* Reading text *
[Begin]
The latest is the Rookwood Pottery Bistro in the stead of the familiar burger joint that occupied the kiln space for decades. In fact, the names of the burgers provided a baseline for my early education about Cincinnati.
Arriving midweek, we had little difficulty securing a table among the theatergoers, family gatherings and after-work, after-cocktails dinner crowd. From polo shirts to suits and evening black with a little glitter, the patrons illustrated the wide range of appropriate attire for a Mount Adams evening.
The scrubbed up and brighter interiors provided a good counterbalance to the enormous plaid rug (the plaid is enormous, not the rug), dark wood and brick walls. The white paper over the white linens indicated that the menu was likely to be a notch up from the previous inhabitant.
Local businessman Joe Rippe Sr. has owned the building for 25 years and earlier this year completely revamped the menu and theme of the restaurant, reopening about six months ago. Rippe also owns The Celestial next door, so he's been making a significant impact in the Mount Adams culinary circuit with a strong presence atop the hill.
Our eager, but somewhat inexperienced server showed great enthusiasm for the evenings specials and cooed over our wine choice. The wine list offered a somewhat eclectic range of selections presented in an unusual and light-hearted fashion.
[End]
* Short problem A *
Check each statement against the restaurant review and answer yes or no, quoting the deciding words. (i) Joe Rippe Sr. has owned the building for 25 years. (ii) The rug in the bistro is enormous. (iii) The server was experienced.

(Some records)
[Begin]
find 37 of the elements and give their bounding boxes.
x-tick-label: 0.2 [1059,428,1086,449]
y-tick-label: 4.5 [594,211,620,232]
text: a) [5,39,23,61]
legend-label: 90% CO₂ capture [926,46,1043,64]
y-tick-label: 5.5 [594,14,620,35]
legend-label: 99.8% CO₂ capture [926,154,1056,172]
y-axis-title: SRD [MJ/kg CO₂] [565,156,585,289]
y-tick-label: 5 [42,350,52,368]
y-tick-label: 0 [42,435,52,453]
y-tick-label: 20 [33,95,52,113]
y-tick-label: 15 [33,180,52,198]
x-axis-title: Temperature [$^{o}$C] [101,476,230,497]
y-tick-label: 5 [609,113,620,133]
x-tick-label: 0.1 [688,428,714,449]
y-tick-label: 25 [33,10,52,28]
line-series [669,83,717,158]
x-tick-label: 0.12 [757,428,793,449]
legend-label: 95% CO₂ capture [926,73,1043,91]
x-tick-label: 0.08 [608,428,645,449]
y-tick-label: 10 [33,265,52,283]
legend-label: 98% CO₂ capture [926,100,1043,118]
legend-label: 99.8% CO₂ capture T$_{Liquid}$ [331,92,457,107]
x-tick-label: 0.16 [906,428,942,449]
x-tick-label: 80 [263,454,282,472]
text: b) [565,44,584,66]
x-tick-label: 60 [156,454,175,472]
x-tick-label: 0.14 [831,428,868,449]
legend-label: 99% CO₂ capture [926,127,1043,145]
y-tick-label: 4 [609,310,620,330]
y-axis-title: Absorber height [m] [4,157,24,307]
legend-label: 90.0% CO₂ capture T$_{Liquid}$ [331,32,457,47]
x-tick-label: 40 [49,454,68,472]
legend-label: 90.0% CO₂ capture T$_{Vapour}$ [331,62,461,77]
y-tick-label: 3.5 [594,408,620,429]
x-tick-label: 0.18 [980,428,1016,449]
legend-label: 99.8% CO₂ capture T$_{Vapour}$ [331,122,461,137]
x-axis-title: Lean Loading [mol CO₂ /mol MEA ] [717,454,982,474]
[End]
* Short problem B *
Please select each row above that contains the string "title" and copy those rows.

* Expected output A *
(i) Yes: "Local businessman Joe Rippe Sr. has owned the building for 25 years"
(ii) No: "the plaid is enormous, not the rug"
(iii) No: "Our eager, but somewhat inexperienced server"

* Expected output B *
y-axis-title: SRD [MJ/kg CO₂] [565,156,585,289]
x-axis-title: Temperature [$^{o}$C] [101,476,230,497]
y-axis-title: Absorber height [m] [4,157,24,307]
x-axis-title: Lean Loading [mol CO₂ /mol MEA ] [717,454,982,474]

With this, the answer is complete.